Records from a data source:

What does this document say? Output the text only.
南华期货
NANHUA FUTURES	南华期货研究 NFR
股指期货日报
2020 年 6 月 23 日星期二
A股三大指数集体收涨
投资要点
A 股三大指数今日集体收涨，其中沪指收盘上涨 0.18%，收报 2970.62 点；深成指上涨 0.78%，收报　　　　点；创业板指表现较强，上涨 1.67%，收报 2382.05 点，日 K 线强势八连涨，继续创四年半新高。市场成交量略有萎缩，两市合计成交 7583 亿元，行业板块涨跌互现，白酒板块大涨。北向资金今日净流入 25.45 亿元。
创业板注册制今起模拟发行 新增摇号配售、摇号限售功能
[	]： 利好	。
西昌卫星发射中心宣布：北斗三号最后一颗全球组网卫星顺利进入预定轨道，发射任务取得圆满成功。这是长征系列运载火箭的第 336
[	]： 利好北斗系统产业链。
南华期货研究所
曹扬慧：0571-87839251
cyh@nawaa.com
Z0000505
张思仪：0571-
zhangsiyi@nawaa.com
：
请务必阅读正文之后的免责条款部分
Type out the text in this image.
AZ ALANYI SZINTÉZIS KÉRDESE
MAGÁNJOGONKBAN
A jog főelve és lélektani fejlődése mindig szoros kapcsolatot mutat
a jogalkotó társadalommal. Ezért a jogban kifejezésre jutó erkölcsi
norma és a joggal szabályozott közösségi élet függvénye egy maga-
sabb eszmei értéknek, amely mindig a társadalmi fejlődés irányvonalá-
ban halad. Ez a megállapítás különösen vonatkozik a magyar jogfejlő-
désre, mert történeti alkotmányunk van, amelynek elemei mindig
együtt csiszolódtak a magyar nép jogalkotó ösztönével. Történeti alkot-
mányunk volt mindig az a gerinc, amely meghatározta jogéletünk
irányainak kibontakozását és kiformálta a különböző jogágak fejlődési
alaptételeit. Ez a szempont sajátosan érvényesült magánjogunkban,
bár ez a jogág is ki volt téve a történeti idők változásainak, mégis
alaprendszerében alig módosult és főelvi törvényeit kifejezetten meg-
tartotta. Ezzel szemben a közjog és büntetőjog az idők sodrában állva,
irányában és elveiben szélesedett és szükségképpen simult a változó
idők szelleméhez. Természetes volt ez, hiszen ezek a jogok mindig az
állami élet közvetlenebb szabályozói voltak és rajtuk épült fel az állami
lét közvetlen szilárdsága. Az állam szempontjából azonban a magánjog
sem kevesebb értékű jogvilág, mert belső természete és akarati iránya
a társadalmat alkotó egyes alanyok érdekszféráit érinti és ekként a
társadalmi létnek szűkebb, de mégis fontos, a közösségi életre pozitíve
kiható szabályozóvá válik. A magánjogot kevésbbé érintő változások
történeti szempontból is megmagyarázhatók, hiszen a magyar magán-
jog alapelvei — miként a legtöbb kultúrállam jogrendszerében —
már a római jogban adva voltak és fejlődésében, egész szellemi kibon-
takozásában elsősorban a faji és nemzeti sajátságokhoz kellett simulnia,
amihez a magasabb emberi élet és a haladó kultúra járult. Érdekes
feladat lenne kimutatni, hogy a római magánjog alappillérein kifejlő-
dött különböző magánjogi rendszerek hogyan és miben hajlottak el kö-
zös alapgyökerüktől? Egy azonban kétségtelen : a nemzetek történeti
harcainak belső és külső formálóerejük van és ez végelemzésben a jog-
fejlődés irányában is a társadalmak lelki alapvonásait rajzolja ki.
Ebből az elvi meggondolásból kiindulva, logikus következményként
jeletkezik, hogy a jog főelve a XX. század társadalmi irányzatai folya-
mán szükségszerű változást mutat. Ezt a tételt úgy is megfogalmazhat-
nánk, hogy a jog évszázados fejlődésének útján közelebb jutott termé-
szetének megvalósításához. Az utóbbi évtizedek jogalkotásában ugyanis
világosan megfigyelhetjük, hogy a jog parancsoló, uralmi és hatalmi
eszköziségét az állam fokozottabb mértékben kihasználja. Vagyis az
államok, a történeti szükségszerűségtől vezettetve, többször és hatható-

GOAL |
Go through the data and return every record exactly.

TASK SOLUTION |
What does this document say? Output the text only.
南华期货
NANHUA FUTURES	南华期货研究 NFR
股指期货日报
2020 年 6 月 23 日星期二
A股三大指数集体收涨
投资要点
A 股三大指数今日集体收涨，其中沪指收盘上涨 0.18%，收报 2970.62 点；深成指上涨 0.78%，收报　　　　点；创业板指表现较强，上涨 1.67%，收报 2382.05 点，日 K 线强势八连涨，继续创四年半新高。市场成交量略有萎缩，两市合计成交 7583 亿元，行业板块涨跌互现，白酒板块大涨。北向资金今日净流入 25.45 亿元。
创业板注册制今起模拟发行 新增摇号配售、摇号限售功能
[	]： 利好	。
西昌卫星发射中心宣布：北斗三号最后一颗全球组网卫星顺利进入预定轨道，发射任务取得圆满成功。这是长征系列运载火箭的第 336
[	]： 利好北斗系统产业链。
南华期货研究所
曹扬慧：0571-87839251
cyh@nawaa.com
Z0000505
张思仪：0571-
zhangsiyi@nawaa.com
：
请务必阅读正文之后的免责条款部分
Type out the text in this image.
AZ ALANYI SZINTÉZIS KÉRDESE
MAGÁNJOGONKBAN
A jog főelve és lélektani fejlődése mindig szoros kapcsolatot mutat
a jogalkotó társadalommal. Ezért a jogban kifejezésre jutó erkölcsi
norma és a joggal szabályozott közösségi élet függvénye egy maga-
sabb eszmei értéknek, amely mindig a társadalmi fejlődés irányvonalá-
ban halad. Ez a megállapítás különösen vonatkozik a magyar jogfejlő-
désre, mert történeti alkotmányunk van, amelynek elemei mindig
együtt csiszolódtak a magyar nép jogalkotó ösztönével. Történeti alkot-
mányunk volt mindig az a gerinc, amely meghatározta jogéletünk
irányainak kibontakozását és kiformálta a különböző jogágak fejlődési
alaptételeit. Ez a szempont sajátosan érvényesült magánjogunkban,
bár ez a jogág is ki volt téve a történeti idők változásainak, mégis
alaprendszerében alig módosult és főelvi törvényeit kifejezetten meg-
tartotta. Ezzel szemben a közjog és büntetőjog az idők sodrában állva,
irányában és elveiben szélesedett és szükségképpen simult a változó
idők szelleméhez. Természetes volt ez, hiszen ezek a jogok mindig az
állami élet közvetlenebb szabályozói voltak és rajtuk épült fel az állami
lét közvetlen szilárdsága. Az állam szempontjából azonban a magánjog
sem kevesebb értékű jogvilág, mert belső természete és akarati iránya
a társadalmat alkotó egyes alanyok érdekszféráit érinti és ekként a
társadalmi létnek szűkebb, de mégis fontos, a közösségi életre pozitíve
kiható szabályozóvá válik. A magánjogot kevésbbé érintő változások
történeti szempontból is megmagyarázhatók, hiszen a magyar magán-
jog alapelvei — miként a legtöbb kultúrállam jogrendszerében —
már a római jogban adva voltak és fejlődésében, egész szellemi kibon-
takozásában elsősorban a faji és nemzeti sajátságokhoz kellett simulnia,
amihez a magasabb emberi élet és a haladó kultúra járult. Érdekes
feladat lenne kimutatni, hogy a római magánjog alappillérein kifejlő-
dött különböző magánjogi rendszerek hogyan és miben hajlottak el kö-
zös alapgyökerüktől? Egy azonban kétségtelen : a nemzetek történeti
harcainak belső és külső formálóerejük van és ez végelemzésben a jog-
fejlődés irányában is a társadalmak lelki alapvonásait rajzolja ki.
Ebből az elvi meggondolásból kiindulva, logikus következményként
jeletkezik, hogy a jog főelve a XX. század társadalmi irányzatai folya-
mán szükségszerű változást mutat. Ezt a tételt úgy is megfogalmazhat-
nánk, hogy a jog évszázados fejlődésének útján közelebb jutott termé-
szetének megvalósításához. Az utóbbi évtizedek jogalkotásában ugyanis
világosan megfigyelhetjük, hogy a jog parancsoló, uralmi és hatalmi
eszköziségét az állam fokozottabb mértékben kihasználja. Vagyis az
államok, a történeti szükségszerűségtől vezettetve, többször és hatható-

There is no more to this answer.